### [GOAL]
Can you print every record below exactly as written?

--- start of EXTRACTED ENTRIES ---

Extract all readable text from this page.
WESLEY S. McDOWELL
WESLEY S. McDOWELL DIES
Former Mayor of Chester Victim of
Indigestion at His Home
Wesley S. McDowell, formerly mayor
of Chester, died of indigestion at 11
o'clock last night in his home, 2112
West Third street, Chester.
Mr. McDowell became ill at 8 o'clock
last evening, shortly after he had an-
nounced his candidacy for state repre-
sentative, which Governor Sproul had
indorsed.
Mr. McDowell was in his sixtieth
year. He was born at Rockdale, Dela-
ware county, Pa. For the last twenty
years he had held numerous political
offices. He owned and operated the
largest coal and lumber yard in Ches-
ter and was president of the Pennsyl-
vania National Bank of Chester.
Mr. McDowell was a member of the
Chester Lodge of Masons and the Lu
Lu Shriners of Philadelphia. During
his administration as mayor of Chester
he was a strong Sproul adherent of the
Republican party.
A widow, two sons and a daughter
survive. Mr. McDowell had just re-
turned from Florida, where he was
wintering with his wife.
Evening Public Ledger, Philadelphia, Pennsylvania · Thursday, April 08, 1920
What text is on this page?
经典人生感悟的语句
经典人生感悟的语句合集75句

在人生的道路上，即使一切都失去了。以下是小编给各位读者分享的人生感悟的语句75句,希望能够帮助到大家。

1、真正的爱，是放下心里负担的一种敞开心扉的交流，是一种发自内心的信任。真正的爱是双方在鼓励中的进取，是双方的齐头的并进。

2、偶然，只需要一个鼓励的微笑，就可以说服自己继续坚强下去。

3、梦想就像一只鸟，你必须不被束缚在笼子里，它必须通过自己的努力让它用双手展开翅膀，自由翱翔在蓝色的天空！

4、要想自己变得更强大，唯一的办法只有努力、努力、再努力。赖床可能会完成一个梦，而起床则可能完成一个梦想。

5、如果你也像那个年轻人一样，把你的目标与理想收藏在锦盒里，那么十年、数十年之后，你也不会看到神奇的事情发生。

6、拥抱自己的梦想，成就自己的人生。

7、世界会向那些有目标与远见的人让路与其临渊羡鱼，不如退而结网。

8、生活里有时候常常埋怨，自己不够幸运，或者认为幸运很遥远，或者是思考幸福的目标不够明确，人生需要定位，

--- end of EXTRACTED ENTRIES ---

### [ANSWER TO THE TASK]
Extract all readable text from this page.
WESLEY S. McDOWELL
WESLEY S. McDOWELL DIES
Former Mayor of Chester Victim of
Indigestion at His Home
Wesley S. McDowell, formerly mayor
of Chester, died of indigestion at 11
o'clock last night in his home, 2112
West Third street, Chester.
Mr. McDowell became ill at 8 o'clock
last evening, shortly after he had an-
nounced his candidacy for state repre-
sentative, which Governor Sproul had
indorsed.
Mr. McDowell was in his sixtieth
year. He was born at Rockdale, Dela-
ware county, Pa. For the last twenty
years he had held numerous political
offices. He owned and operated the
largest coal and lumber yard in Ches-
ter and was president of the Pennsyl-
vania National Bank of Chester.
Mr. McDowell was a member of the
Chester Lodge of Masons and the Lu
Lu Shriners of Philadelphia. During
his administration as mayor of Chester
he was a strong Sproul adherent of the
Republican party.
A widow, two sons and a daughter
survive. Mr. McDowell had just re-
turned from Florida, where he was
wintering with his wife.
Evening Public Ledger, Philadelphia, Pennsylvania · Thursday, April 08, 1920
What text is on this page?
经典人生感悟的语句
经典人生感悟的语句合集75句

在人生的道路上，即使一切都失去了。以下是小编给各位读者分享的人生感悟的语句75句,希望能够帮助到大家。

1、真正的爱，是放下心里负担的一种敞开心扉的交流，是一种发自内心的信任。真正的爱是双方在鼓励中的进取，是双方的齐头的并进。

2、偶然，只需要一个鼓励的微笑，就可以说服自己继续坚强下去。

3、梦想就像一只鸟，你必须不被束缚在笼子里，它必须通过自己的努力让它用双手展开翅膀，自由翱翔在蓝色的天空！

4、要想自己变得更强大，唯一的办法只有努力、努力、再努力。赖床可能会完成一个梦，而起床则可能完成一个梦想。

5、如果你也像那个年轻人一样，把你的目标与理想收藏在锦盒里，那么十年、数十年之后，你也不会看到神奇的事情发生。

6、拥抱自己的梦想，成就自己的人生。

7、世界会向那些有目标与远见的人让路与其临渊羡鱼，不如退而结网。

8、生活里有时候常常埋怨，自己不够幸运，或者认为幸运很遥远，或者是思考幸福的目标不够明确，人生需要定位，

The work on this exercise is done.